Task details:
Copy down all of the data underneath, exactly as shown.

★ ★ ★

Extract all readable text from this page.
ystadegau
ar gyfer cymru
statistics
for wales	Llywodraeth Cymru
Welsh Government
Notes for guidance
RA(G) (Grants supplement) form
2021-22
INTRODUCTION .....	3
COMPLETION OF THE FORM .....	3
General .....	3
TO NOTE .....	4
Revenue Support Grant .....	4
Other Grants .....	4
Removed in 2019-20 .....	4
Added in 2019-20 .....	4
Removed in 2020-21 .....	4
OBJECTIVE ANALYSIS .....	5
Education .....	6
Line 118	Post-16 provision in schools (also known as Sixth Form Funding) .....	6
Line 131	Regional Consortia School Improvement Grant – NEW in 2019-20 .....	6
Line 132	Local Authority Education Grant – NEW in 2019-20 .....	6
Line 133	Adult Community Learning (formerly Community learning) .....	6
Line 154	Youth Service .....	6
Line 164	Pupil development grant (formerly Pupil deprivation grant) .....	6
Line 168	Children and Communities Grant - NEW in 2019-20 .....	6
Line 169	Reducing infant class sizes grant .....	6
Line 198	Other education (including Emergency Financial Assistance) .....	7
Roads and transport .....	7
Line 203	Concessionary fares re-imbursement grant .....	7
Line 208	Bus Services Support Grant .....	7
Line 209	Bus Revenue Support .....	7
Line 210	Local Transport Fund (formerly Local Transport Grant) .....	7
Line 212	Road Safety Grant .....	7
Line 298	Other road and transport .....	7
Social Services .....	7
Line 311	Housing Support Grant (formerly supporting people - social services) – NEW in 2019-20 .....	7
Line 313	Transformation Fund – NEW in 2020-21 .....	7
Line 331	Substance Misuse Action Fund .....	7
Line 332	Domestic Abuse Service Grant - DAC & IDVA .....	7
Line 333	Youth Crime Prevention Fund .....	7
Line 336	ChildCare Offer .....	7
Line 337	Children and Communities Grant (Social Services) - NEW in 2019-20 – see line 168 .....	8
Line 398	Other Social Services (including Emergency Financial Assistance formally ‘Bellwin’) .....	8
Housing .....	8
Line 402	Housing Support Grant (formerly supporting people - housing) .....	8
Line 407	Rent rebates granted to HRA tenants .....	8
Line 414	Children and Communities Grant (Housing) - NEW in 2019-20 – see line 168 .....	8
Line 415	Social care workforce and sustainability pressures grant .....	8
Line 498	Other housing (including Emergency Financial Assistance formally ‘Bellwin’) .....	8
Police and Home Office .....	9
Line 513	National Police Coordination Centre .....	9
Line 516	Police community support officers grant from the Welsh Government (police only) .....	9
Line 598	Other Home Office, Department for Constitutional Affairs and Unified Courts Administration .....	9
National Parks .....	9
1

★ ★ ★

Written reply:
Extract all readable text from this page.
ystadegau
ar gyfer cymru
statistics
for wales	Llywodraeth Cymru
Welsh Government
Notes for guidance
RA(G) (Grants supplement) form
2021-22
INTRODUCTION .....	3
COMPLETION OF THE FORM .....	3
General .....	3
TO NOTE .....	4
Revenue Support Grant .....	4
Other Grants .....	4
Removed in 2019-20 .....	4
Added in 2019-20 .....	4
Removed in 2020-21 .....	4
OBJECTIVE ANALYSIS .....	5
Education .....	6
Line 118	Post-16 provision in schools (also known as Sixth Form Funding) .....	6
Line 131	Regional Consortia School Improvement Grant – NEW in 2019-20 .....	6
Line 132	Local Authority Education Grant – NEW in 2019-20 .....	6
Line 133	Adult Community Learning (formerly Community learning) .....	6
Line 154	Youth Service .....	6
Line 164	Pupil development grant (formerly Pupil deprivation grant) .....	6
Line 168	Children and Communities Grant - NEW in 2019-20 .....	6
Line 169	Reducing infant class sizes grant .....	6
Line 198	Other education (including Emergency Financial Assistance) .....	7
Roads and transport .....	7
Line 203	Concessionary fares re-imbursement grant .....	7
Line 208	Bus Services Support Grant .....	7
Line 209	Bus Revenue Support .....	7
Line 210	Local Transport Fund (formerly Local Transport Grant) .....	7
Line 212	Road Safety Grant .....	7
Line 298	Other road and transport .....	7
Social Services .....	7
Line 311	Housing Support Grant (formerly supporting people - social services) – NEW in 2019-20 .....	7
Line 313	Transformation Fund – NEW in 2020-21 .....	7
Line 331	Substance Misuse Action Fund .....	7
Line 332	Domestic Abuse Service Grant - DAC & IDVA .....	7
Line 333	Youth Crime Prevention Fund .....	7
Line 336	ChildCare Offer .....	7
Line 337	Children and Communities Grant (Social Services) - NEW in 2019-20 – see line 168 .....	8
Line 398	Other Social Services (including Emergency Financial Assistance formally ‘Bellwin’) .....	8
Housing .....	8
Line 402	Housing Support Grant (formerly supporting people - housing) .....	8
Line 407	Rent rebates granted to HRA tenants .....	8
Line 414	Children and Communities Grant (Housing) - NEW in 2019-20 – see line 168 .....	8
Line 415	Social care workforce and sustainability pressures grant .....	8
Line 498	Other housing (including Emergency Financial Assistance formally ‘Bellwin’) .....	8
Police and Home Office .....	9
Line 513	National Police Coordination Centre .....	9
Line 516	Police community support officers grant from the Welsh Government (police only) .....	9
Line 598	Other Home Office, Department for Constitutional Affairs and Unified Courts Administration .....	9
National Parks .....	9
1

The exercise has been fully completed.